**Input records:**
* * * * * * *

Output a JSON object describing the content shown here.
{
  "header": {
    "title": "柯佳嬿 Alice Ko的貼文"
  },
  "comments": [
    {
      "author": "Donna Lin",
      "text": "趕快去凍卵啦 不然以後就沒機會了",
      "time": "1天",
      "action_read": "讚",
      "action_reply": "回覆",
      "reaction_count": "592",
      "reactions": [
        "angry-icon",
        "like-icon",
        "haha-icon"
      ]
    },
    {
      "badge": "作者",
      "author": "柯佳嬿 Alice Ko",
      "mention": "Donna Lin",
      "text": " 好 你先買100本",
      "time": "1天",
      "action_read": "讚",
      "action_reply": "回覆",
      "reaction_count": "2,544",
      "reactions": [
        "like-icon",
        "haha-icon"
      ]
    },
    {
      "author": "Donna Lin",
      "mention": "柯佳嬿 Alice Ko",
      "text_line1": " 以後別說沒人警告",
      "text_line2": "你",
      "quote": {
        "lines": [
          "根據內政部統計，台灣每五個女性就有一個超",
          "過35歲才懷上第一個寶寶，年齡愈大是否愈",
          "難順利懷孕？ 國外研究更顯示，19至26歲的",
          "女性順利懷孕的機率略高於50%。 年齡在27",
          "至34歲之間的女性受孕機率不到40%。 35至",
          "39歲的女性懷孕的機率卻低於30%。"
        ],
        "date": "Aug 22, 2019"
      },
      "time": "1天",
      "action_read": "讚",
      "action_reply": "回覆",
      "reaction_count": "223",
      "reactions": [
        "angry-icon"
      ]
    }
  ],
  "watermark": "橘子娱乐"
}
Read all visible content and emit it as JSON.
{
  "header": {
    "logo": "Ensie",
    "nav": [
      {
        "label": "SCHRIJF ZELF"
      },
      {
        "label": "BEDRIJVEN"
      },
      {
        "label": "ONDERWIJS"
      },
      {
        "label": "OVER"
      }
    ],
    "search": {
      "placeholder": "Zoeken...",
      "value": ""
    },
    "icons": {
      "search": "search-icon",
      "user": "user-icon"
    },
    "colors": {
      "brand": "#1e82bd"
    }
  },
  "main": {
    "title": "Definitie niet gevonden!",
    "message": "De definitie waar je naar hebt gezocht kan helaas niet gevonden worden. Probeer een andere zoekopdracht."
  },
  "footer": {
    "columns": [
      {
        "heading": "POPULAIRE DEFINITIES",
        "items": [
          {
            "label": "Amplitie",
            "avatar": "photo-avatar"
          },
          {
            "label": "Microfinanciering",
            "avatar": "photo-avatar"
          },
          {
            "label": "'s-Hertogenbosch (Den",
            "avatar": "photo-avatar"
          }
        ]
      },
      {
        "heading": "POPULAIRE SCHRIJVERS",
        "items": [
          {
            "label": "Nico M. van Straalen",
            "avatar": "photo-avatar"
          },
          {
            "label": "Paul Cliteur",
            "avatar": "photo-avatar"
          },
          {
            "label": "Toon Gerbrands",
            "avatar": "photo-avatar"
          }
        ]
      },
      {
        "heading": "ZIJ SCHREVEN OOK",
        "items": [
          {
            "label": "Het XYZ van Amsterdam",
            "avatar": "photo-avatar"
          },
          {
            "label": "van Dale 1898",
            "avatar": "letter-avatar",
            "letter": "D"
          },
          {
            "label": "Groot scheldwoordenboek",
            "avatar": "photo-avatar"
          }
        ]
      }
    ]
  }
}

* * * * * * *

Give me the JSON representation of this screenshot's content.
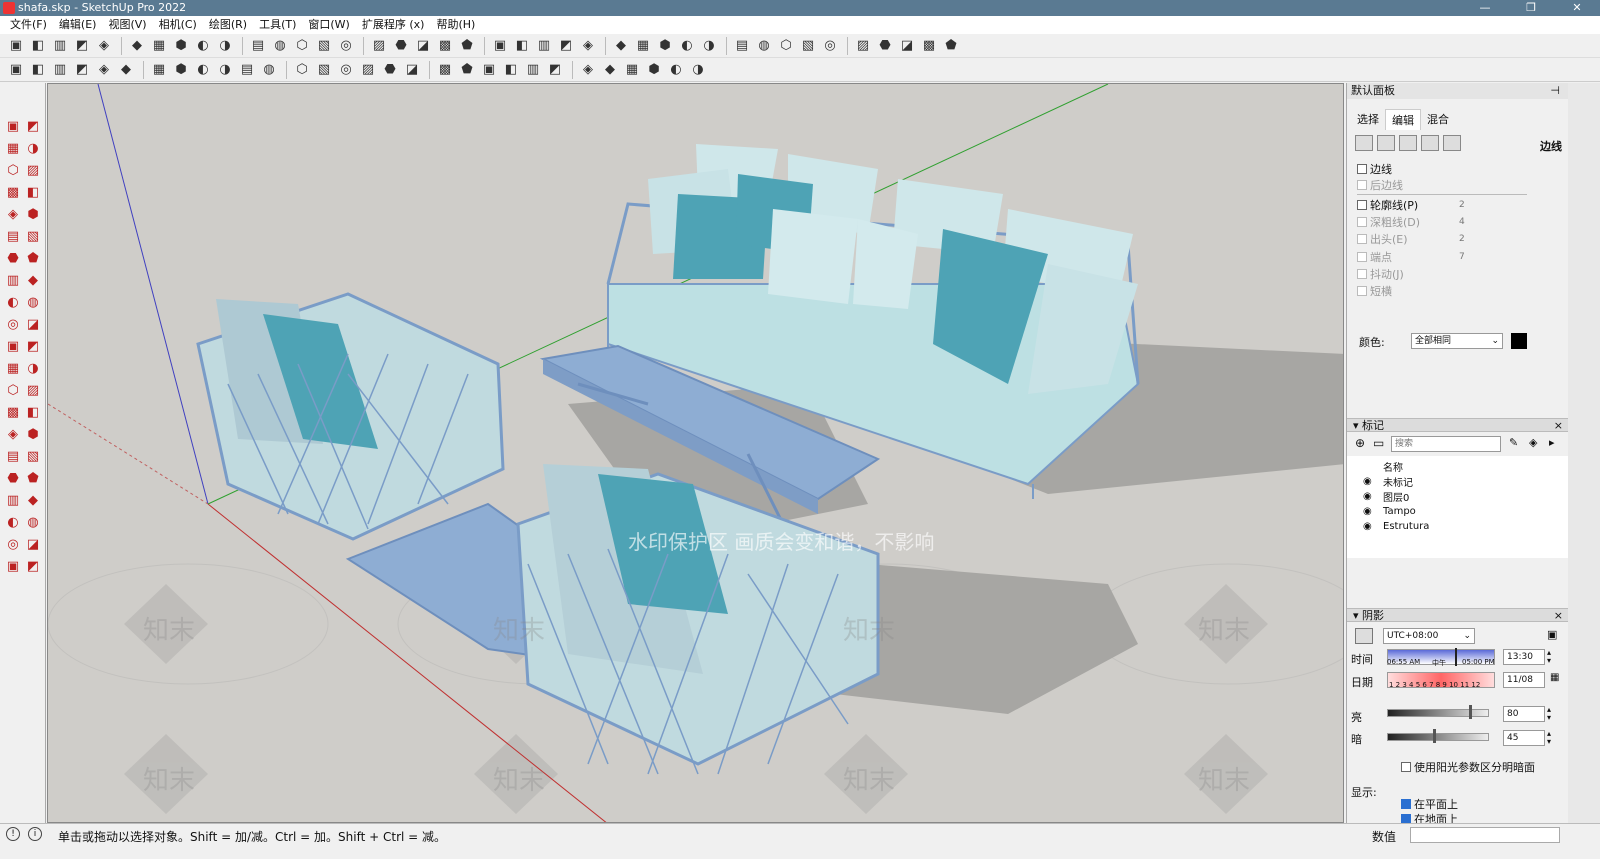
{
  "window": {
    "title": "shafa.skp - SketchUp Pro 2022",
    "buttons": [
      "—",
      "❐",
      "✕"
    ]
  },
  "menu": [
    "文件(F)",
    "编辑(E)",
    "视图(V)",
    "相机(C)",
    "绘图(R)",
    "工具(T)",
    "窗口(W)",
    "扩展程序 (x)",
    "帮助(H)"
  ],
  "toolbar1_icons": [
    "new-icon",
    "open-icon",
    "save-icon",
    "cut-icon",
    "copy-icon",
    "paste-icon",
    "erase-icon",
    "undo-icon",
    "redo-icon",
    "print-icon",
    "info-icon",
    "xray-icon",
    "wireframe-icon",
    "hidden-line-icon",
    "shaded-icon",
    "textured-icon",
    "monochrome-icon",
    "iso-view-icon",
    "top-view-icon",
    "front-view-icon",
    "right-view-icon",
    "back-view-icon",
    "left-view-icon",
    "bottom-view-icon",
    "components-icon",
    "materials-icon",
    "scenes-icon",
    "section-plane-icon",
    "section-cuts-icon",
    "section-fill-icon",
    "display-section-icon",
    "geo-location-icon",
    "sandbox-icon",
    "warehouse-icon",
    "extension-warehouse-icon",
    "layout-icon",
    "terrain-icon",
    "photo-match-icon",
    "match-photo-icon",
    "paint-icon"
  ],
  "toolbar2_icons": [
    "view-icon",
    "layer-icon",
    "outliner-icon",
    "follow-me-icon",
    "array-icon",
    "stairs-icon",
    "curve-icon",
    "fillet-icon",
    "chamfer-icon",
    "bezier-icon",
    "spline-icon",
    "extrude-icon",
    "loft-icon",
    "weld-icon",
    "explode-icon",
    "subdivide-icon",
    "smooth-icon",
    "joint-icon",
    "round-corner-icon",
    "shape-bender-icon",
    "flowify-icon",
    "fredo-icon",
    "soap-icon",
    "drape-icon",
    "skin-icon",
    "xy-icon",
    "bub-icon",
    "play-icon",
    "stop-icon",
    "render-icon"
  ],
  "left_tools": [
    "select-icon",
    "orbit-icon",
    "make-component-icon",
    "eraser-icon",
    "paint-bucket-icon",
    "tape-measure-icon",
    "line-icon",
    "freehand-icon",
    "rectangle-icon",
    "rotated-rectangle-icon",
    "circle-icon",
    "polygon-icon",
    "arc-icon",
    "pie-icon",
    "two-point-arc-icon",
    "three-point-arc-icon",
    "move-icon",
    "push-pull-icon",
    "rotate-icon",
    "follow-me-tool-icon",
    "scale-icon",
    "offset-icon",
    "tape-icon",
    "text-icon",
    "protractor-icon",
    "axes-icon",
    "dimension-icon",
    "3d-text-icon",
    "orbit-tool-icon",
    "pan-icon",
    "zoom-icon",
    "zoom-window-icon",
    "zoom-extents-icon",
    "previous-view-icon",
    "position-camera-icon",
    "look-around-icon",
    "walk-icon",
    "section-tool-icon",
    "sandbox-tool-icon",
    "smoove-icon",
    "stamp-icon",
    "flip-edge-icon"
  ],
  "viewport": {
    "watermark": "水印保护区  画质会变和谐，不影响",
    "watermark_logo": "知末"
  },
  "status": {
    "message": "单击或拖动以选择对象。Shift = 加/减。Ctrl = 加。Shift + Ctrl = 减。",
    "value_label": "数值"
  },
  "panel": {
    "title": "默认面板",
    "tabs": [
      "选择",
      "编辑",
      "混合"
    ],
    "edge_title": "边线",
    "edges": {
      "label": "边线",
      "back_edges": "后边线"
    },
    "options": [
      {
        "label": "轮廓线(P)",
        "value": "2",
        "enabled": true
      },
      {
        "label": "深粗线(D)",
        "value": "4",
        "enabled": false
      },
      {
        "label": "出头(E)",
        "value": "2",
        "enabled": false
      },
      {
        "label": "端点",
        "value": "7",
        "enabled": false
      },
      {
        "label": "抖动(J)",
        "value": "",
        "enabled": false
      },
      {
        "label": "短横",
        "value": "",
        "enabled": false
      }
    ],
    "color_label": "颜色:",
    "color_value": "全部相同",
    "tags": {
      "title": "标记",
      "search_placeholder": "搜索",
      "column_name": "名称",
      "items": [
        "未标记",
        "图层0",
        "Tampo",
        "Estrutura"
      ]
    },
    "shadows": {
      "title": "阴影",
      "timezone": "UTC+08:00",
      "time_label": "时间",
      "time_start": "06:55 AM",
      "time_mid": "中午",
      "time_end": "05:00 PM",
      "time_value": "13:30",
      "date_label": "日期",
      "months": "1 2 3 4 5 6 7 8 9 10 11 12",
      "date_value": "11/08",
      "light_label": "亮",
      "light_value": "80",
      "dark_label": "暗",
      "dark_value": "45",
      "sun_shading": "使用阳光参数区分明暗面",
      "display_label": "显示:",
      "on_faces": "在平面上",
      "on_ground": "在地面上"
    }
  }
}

* * * * * * *

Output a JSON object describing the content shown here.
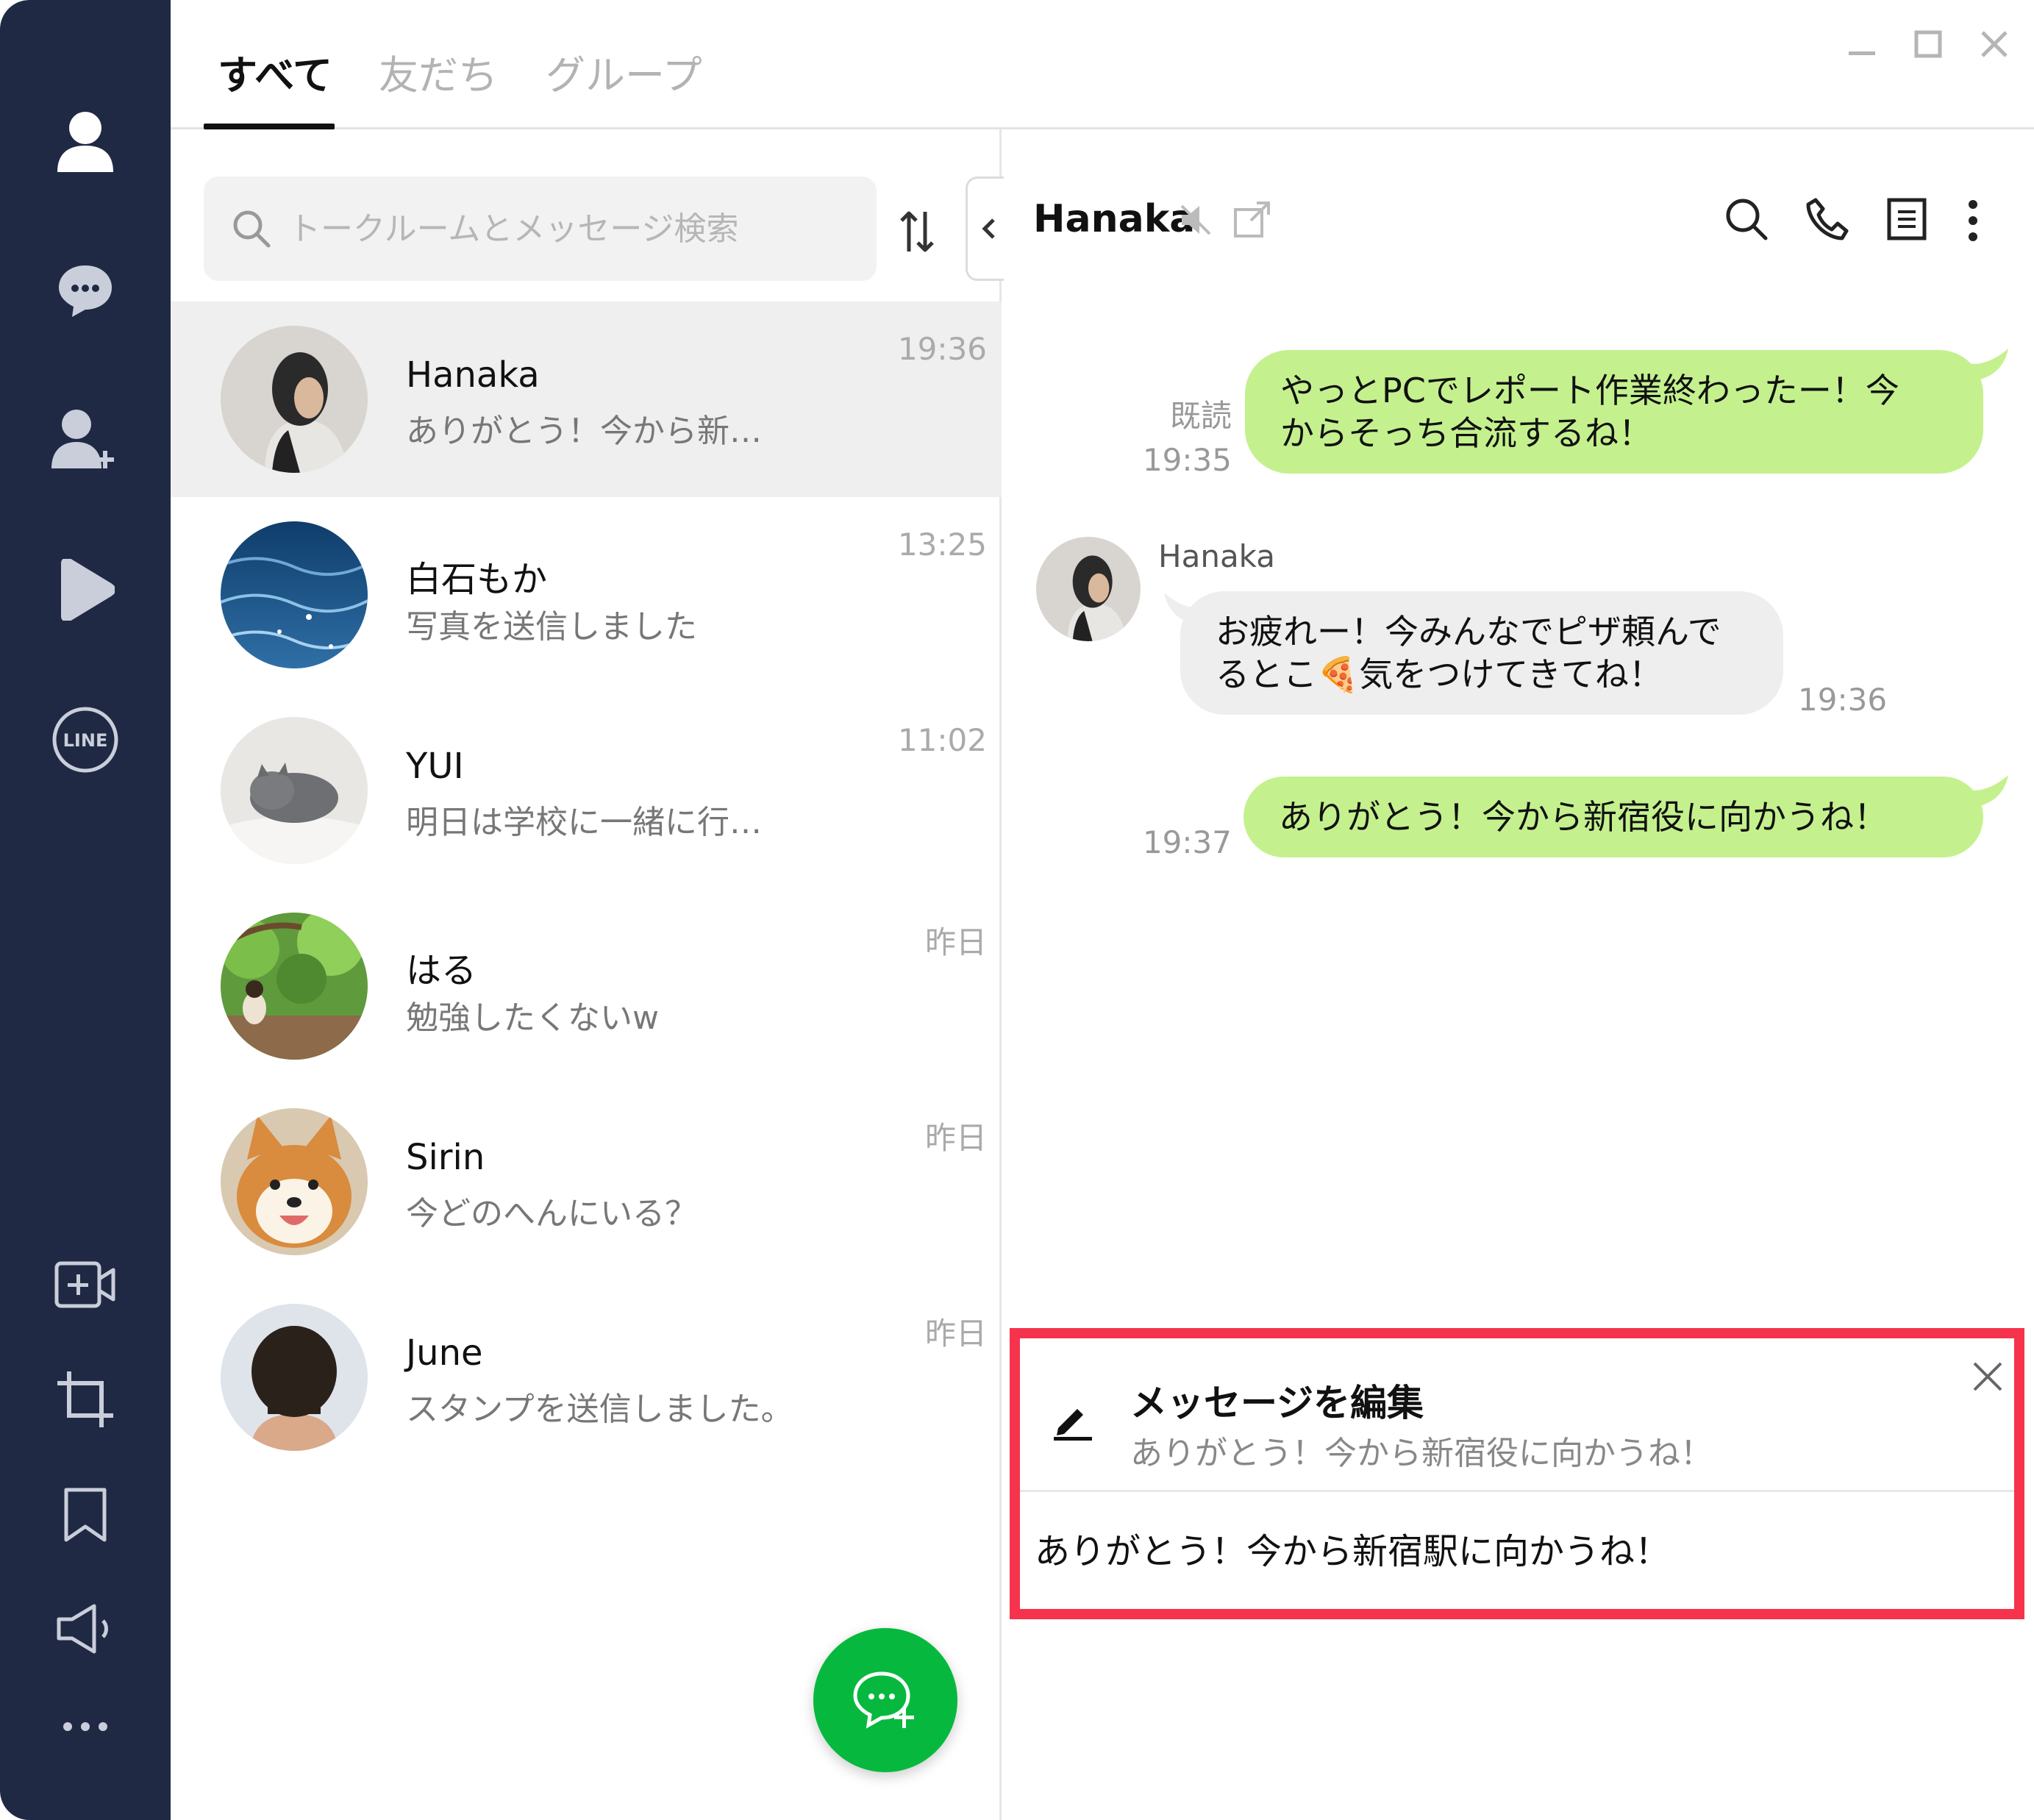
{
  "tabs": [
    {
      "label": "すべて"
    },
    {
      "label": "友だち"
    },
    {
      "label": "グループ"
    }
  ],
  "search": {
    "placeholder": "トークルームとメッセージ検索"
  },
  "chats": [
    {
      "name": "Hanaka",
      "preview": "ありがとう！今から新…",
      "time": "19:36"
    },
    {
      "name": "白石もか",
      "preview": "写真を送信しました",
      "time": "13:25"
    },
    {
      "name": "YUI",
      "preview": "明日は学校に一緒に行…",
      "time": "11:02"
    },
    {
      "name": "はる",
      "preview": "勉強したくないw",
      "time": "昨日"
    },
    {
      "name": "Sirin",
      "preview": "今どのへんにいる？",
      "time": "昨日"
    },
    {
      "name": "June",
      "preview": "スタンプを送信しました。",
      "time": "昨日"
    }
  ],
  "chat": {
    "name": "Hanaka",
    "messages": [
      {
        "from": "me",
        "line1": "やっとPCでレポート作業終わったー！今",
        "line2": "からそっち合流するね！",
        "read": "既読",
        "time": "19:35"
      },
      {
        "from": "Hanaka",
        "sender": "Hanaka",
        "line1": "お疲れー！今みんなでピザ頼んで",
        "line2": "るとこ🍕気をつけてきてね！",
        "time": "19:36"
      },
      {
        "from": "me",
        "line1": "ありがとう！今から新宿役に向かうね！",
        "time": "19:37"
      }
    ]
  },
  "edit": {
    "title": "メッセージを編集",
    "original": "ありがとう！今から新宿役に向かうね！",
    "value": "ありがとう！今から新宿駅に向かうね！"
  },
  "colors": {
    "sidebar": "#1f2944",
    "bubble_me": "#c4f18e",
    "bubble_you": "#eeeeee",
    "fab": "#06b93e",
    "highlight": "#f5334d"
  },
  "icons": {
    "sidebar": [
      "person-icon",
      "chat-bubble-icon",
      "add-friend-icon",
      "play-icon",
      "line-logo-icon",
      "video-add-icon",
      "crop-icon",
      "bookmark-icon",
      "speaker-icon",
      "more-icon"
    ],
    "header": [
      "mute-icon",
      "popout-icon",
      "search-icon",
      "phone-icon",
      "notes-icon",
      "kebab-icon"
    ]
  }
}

* * * * * * *

**Problem description:** For each line of the entries that includes "Alice", show that line.

**Output below:**
    "title": "柯佳嬿 Alice Ko的貼文"
      "author": "柯佳嬿 Alice Ko",
      "mention": "柯佳嬿 Alice Ko",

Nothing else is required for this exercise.